What you need to do
Pictures stay out of your copy, but everything else in the records below must be repeated exactly.

Stored data
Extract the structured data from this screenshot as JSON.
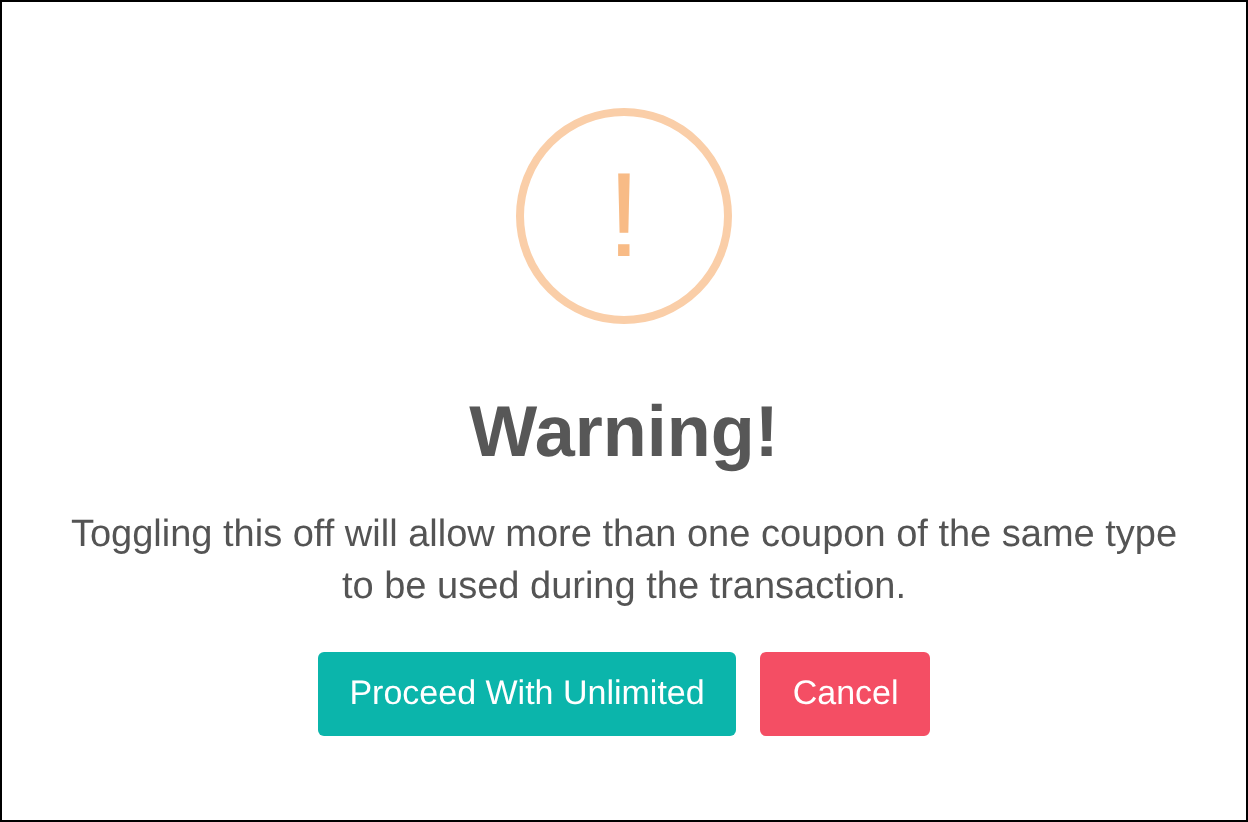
{
  "dialog": {
    "icon_glyph": "!",
    "title": "Warning!",
    "message": "Toggling this off will allow more than one coupon of the same type to be used during the transaction.",
    "buttons": [
      {
        "label": "Proceed With Unlimited",
        "kind": "confirm"
      },
      {
        "label": "Cancel",
        "kind": "cancel"
      }
    ]
  }
}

Solution to this task
Extract the structured data from this screenshot as JSON.
{
  "dialog": {
    "icon_glyph": "!",
    "title": "Warning!",
    "message": "Toggling this off will allow more than one coupon of the same type to be used during the transaction.",
    "buttons": [
      {
        "label": "Proceed With Unlimited",
        "kind": "confirm"
      },
      {
        "label": "Cancel",
        "kind": "cancel"
      }
    ]
  }
}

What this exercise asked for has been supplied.